[Data records]

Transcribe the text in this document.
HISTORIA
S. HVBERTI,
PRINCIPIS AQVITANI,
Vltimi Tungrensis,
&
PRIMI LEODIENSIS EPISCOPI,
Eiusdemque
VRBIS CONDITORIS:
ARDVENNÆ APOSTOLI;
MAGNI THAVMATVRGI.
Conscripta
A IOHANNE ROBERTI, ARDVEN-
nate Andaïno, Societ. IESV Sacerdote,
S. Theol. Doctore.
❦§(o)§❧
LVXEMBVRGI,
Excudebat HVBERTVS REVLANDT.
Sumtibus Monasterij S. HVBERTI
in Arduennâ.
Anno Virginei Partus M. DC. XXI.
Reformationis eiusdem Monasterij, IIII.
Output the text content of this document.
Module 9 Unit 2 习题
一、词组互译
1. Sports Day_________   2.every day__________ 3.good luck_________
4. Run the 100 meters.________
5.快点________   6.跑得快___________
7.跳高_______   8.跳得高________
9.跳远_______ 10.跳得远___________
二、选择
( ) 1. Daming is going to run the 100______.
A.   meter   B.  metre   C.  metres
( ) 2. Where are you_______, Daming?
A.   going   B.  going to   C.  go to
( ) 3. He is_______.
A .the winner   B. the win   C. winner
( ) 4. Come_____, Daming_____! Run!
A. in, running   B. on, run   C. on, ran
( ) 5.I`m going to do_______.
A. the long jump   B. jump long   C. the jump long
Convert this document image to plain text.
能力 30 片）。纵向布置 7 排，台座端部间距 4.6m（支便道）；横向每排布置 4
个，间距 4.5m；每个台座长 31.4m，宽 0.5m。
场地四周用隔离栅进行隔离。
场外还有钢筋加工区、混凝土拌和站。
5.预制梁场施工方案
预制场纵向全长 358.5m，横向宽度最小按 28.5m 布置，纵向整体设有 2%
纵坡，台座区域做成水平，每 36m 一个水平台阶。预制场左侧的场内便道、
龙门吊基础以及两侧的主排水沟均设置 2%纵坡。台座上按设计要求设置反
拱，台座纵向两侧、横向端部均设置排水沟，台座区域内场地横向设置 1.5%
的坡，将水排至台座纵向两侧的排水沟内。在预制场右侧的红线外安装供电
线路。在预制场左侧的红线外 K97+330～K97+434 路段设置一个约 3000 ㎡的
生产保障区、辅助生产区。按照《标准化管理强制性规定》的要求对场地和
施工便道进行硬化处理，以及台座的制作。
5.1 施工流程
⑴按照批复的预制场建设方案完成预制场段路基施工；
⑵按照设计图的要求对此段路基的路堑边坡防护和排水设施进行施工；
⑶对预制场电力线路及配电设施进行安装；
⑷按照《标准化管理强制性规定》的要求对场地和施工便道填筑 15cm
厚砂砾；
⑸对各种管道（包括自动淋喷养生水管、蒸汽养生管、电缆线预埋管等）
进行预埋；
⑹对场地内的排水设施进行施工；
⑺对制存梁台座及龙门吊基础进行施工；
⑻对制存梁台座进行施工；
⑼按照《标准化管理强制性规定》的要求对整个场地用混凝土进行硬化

**REQUEST**
Every entry above should be retyped exactly as shown.

**ANSWER FOR THE TASK**
Transcribe the text in this document.
HISTORIA
S. HVBERTI,
PRINCIPIS AQVITANI,
Vltimi Tungrensis,
&
PRIMI LEODIENSIS EPISCOPI,
Eiusdemque
VRBIS CONDITORIS:
ARDVENNÆ APOSTOLI;
MAGNI THAVMATVRGI.
Conscripta
A IOHANNE ROBERTI, ARDVEN-
nate Andaïno, Societ. IESV Sacerdote,
S. Theol. Doctore.
❦§(o)§❧
LVXEMBVRGI,
Excudebat HVBERTVS REVLANDT.
Sumtibus Monasterij S. HVBERTI
in Arduennâ.
Anno Virginei Partus M. DC. XXI.
Reformationis eiusdem Monasterij, IIII.
Output the text content of this document.
Module 9 Unit 2 习题
一、词组互译
1. Sports Day_________   2.every day__________ 3.good luck_________
4. Run the 100 meters.________
5.快点________   6.跑得快___________
7.跳高_______   8.跳得高________
9.跳远_______ 10.跳得远___________
二、选择
( ) 1. Daming is going to run the 100______.
A.   meter   B.  metre   C.  metres
( ) 2. Where are you_______, Daming?
A.   going   B.  going to   C.  go to
( ) 3. He is_______.
A .the winner   B. the win   C. winner
( ) 4. Come_____, Daming_____! Run!
A. in, running   B. on, run   C. on, ran
( ) 5.I`m going to do_______.
A. the long jump   B. jump long   C. the jump long
Convert this document image to plain text.
能力 30 片）。纵向布置 7 排，台座端部间距 4.6m（支便道）；横向每排布置 4
个，间距 4.5m；每个台座长 31.4m，宽 0.5m。
场地四周用隔离栅进行隔离。
场外还有钢筋加工区、混凝土拌和站。
5.预制梁场施工方案
预制场纵向全长 358.5m，横向宽度最小按 28.5m 布置，纵向整体设有 2%
纵坡，台座区域做成水平，每 36m 一个水平台阶。预制场左侧的场内便道、
龙门吊基础以及两侧的主排水沟均设置 2%纵坡。台座上按设计要求设置反
拱，台座纵向两侧、横向端部均设置排水沟，台座区域内场地横向设置 1.5%
的坡，将水排至台座纵向两侧的排水沟内。在预制场右侧的红线外安装供电
线路。在预制场左侧的红线外 K97+330～K97+434 路段设置一个约 3000 ㎡的
生产保障区、辅助生产区。按照《标准化管理强制性规定》的要求对场地和
施工便道进行硬化处理，以及台座的制作。
5.1 施工流程
⑴按照批复的预制场建设方案完成预制场段路基施工；
⑵按照设计图的要求对此段路基的路堑边坡防护和排水设施进行施工；
⑶对预制场电力线路及配电设施进行安装；
⑷按照《标准化管理强制性规定》的要求对场地和施工便道填筑 15cm
厚砂砾；
⑸对各种管道（包括自动淋喷养生水管、蒸汽养生管、电缆线预埋管等）
进行预埋；
⑹对场地内的排水设施进行施工；
⑺对制存梁台座及龙门吊基础进行施工；
⑻对制存梁台座进行施工；
⑼按照《标准化管理强制性规定》的要求对整个场地用混凝土进行硬化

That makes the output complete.